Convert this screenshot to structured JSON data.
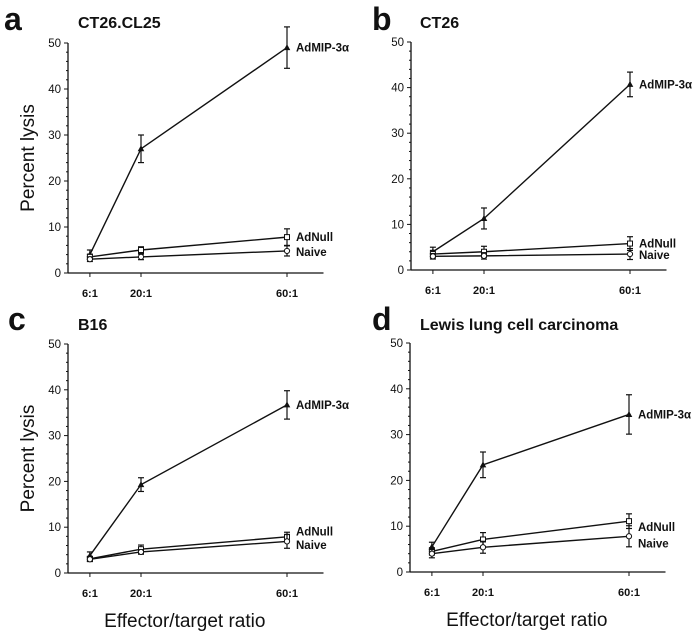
{
  "chart_data": [
    {
      "type": "line",
      "panel": "a",
      "title": "CT26.CL25",
      "ylabel": "Percent lysis",
      "xlabel": "",
      "categories": [
        "6:1",
        "20:1",
        "60:1"
      ],
      "x": [
        6,
        20,
        60
      ],
      "ylim": [
        0,
        50
      ],
      "yticks": [
        0,
        10,
        20,
        30,
        40,
        50
      ],
      "grid": false,
      "series": [
        {
          "name": "AdMIP-3α",
          "marker": "filled-triangle",
          "values": [
            4,
            27,
            49
          ],
          "errors": [
            1,
            3,
            4.5
          ]
        },
        {
          "name": "AdNull",
          "marker": "open-square",
          "values": [
            3.5,
            5,
            7.8
          ],
          "errors": [
            0.6,
            0.7,
            1.8
          ]
        },
        {
          "name": "Naive",
          "marker": "open-circle",
          "values": [
            3,
            3.5,
            4.8
          ],
          "errors": [
            0.5,
            0.6,
            1.1
          ]
        }
      ]
    },
    {
      "type": "line",
      "panel": "b",
      "title": "CT26",
      "ylabel": "",
      "xlabel": "",
      "categories": [
        "6:1",
        "20:1",
        "60:1"
      ],
      "x": [
        6,
        20,
        60
      ],
      "ylim": [
        0,
        50
      ],
      "yticks": [
        0,
        10,
        20,
        30,
        40,
        50
      ],
      "grid": false,
      "series": [
        {
          "name": "AdMIP-3α",
          "marker": "filled-triangle",
          "values": [
            4,
            11.3,
            40.7
          ],
          "errors": [
            1,
            2.3,
            2.7
          ]
        },
        {
          "name": "AdNull",
          "marker": "open-square",
          "values": [
            3.5,
            4,
            5.8
          ],
          "errors": [
            0.8,
            1.2,
            1.5
          ]
        },
        {
          "name": "Naive",
          "marker": "open-circle",
          "values": [
            3,
            3.1,
            3.5
          ],
          "errors": [
            0.6,
            0.7,
            1.2
          ]
        }
      ]
    },
    {
      "type": "line",
      "panel": "c",
      "title": "B16",
      "ylabel": "Percent lysis",
      "xlabel": "Effector/target ratio",
      "categories": [
        "6:1",
        "20:1",
        "60:1"
      ],
      "x": [
        6,
        20,
        60
      ],
      "ylim": [
        0,
        50
      ],
      "yticks": [
        0,
        10,
        20,
        30,
        40,
        50
      ],
      "grid": false,
      "series": [
        {
          "name": "AdMIP-3α",
          "marker": "filled-triangle",
          "values": [
            3.8,
            19.3,
            36.7
          ],
          "errors": [
            0.8,
            1.5,
            3.1
          ]
        },
        {
          "name": "AdNull",
          "marker": "open-square",
          "values": [
            3.1,
            5.2,
            7.9
          ],
          "errors": [
            0.5,
            0.9,
            1
          ]
        },
        {
          "name": "Naive",
          "marker": "open-circle",
          "values": [
            3,
            4.6,
            6.9
          ],
          "errors": [
            0.5,
            0.5,
            1.5
          ]
        }
      ]
    },
    {
      "type": "line",
      "panel": "d",
      "title": "Lewis lung cell carcinoma",
      "ylabel": "",
      "xlabel": "Effector/target ratio",
      "categories": [
        "6:1",
        "20:1",
        "60:1"
      ],
      "x": [
        6,
        20,
        60
      ],
      "ylim": [
        0,
        50
      ],
      "yticks": [
        0,
        10,
        20,
        30,
        40,
        50
      ],
      "grid": false,
      "series": [
        {
          "name": "AdMIP-3α",
          "marker": "filled-triangle",
          "values": [
            5.5,
            23.4,
            34.4
          ],
          "errors": [
            1,
            2.8,
            4.3
          ]
        },
        {
          "name": "AdNull",
          "marker": "open-square",
          "values": [
            4.5,
            7.1,
            11.1
          ],
          "errors": [
            0.8,
            1.5,
            1.6
          ]
        },
        {
          "name": "Naive",
          "marker": "open-circle",
          "values": [
            4,
            5.4,
            7.8
          ],
          "errors": [
            0.9,
            1.3,
            2.3
          ]
        }
      ]
    }
  ]
}
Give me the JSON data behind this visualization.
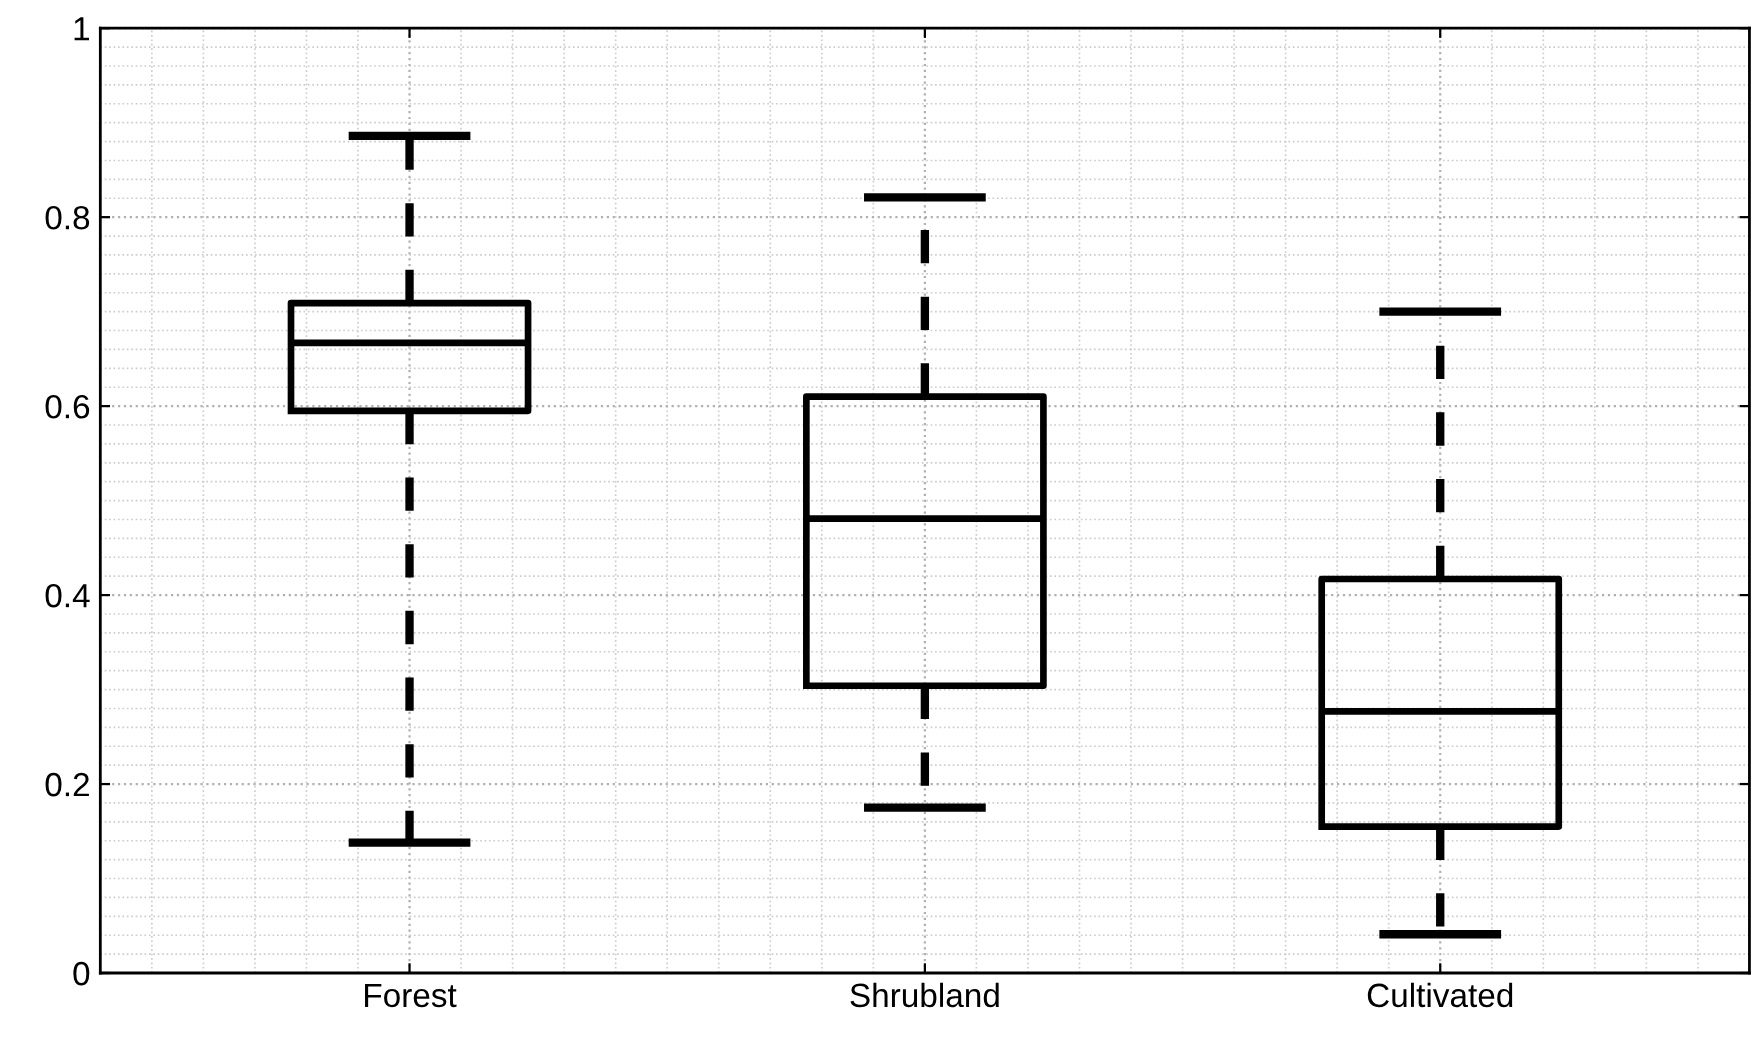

→ **TASK PROMPT**
Repeat the material above verbatim, with no pictures in the output.

→ **SOLUTION TO THIS TASK**
Convert this screenshot to structured JSON data.
{
  "chart_data": [
    {
      "type": "line",
      "panel": "a",
      "title": "CT26.CL25",
      "ylabel": "Percent lysis",
      "xlabel": "",
      "categories": [
        "6:1",
        "20:1",
        "60:1"
      ],
      "x": [
        6,
        20,
        60
      ],
      "ylim": [
        0,
        50
      ],
      "yticks": [
        0,
        10,
        20,
        30,
        40,
        50
      ],
      "grid": false,
      "series": [
        {
          "name": "AdMIP-3α",
          "marker": "filled-triangle",
          "values": [
            4,
            27,
            49
          ],
          "errors": [
            1,
            3,
            4.5
          ]
        },
        {
          "name": "AdNull",
          "marker": "open-square",
          "values": [
            3.5,
            5,
            7.8
          ],
          "errors": [
            0.6,
            0.7,
            1.8
          ]
        },
        {
          "name": "Naive",
          "marker": "open-circle",
          "values": [
            3,
            3.5,
            4.8
          ],
          "errors": [
            0.5,
            0.6,
            1.1
          ]
        }
      ]
    },
    {
      "type": "line",
      "panel": "b",
      "title": "CT26",
      "ylabel": "",
      "xlabel": "",
      "categories": [
        "6:1",
        "20:1",
        "60:1"
      ],
      "x": [
        6,
        20,
        60
      ],
      "ylim": [
        0,
        50
      ],
      "yticks": [
        0,
        10,
        20,
        30,
        40,
        50
      ],
      "grid": false,
      "series": [
        {
          "name": "AdMIP-3α",
          "marker": "filled-triangle",
          "values": [
            4,
            11.3,
            40.7
          ],
          "errors": [
            1,
            2.3,
            2.7
          ]
        },
        {
          "name": "AdNull",
          "marker": "open-square",
          "values": [
            3.5,
            4,
            5.8
          ],
          "errors": [
            0.8,
            1.2,
            1.5
          ]
        },
        {
          "name": "Naive",
          "marker": "open-circle",
          "values": [
            3,
            3.1,
            3.5
          ],
          "errors": [
            0.6,
            0.7,
            1.2
          ]
        }
      ]
    },
    {
      "type": "line",
      "panel": "c",
      "title": "B16",
      "ylabel": "Percent lysis",
      "xlabel": "Effector/target ratio",
      "categories": [
        "6:1",
        "20:1",
        "60:1"
      ],
      "x": [
        6,
        20,
        60
      ],
      "ylim": [
        0,
        50
      ],
      "yticks": [
        0,
        10,
        20,
        30,
        40,
        50
      ],
      "grid": false,
      "series": [
        {
          "name": "AdMIP-3α",
          "marker": "filled-triangle",
          "values": [
            3.8,
            19.3,
            36.7
          ],
          "errors": [
            0.8,
            1.5,
            3.1
          ]
        },
        {
          "name": "AdNull",
          "marker": "open-square",
          "values": [
            3.1,
            5.2,
            7.9
          ],
          "errors": [
            0.5,
            0.9,
            1
          ]
        },
        {
          "name": "Naive",
          "marker": "open-circle",
          "values": [
            3,
            4.6,
            6.9
          ],
          "errors": [
            0.5,
            0.5,
            1.5
          ]
        }
      ]
    },
    {
      "type": "line",
      "panel": "d",
      "title": "Lewis lung cell carcinoma",
      "ylabel": "",
      "xlabel": "Effector/target ratio",
      "categories": [
        "6:1",
        "20:1",
        "60:1"
      ],
      "x": [
        6,
        20,
        60
      ],
      "ylim": [
        0,
        50
      ],
      "yticks": [
        0,
        10,
        20,
        30,
        40,
        50
      ],
      "grid": false,
      "series": [
        {
          "name": "AdMIP-3α",
          "marker": "filled-triangle",
          "values": [
            5.5,
            23.4,
            34.4
          ],
          "errors": [
            1,
            2.8,
            4.3
          ]
        },
        {
          "name": "AdNull",
          "marker": "open-square",
          "values": [
            4.5,
            7.1,
            11.1
          ],
          "errors": [
            0.8,
            1.5,
            1.6
          ]
        },
        {
          "name": "Naive",
          "marker": "open-circle",
          "values": [
            4,
            5.4,
            7.8
          ],
          "errors": [
            0.9,
            1.3,
            2.3
          ]
        }
      ]
    }
  ]
}
Give me the JSON data behind this visualization.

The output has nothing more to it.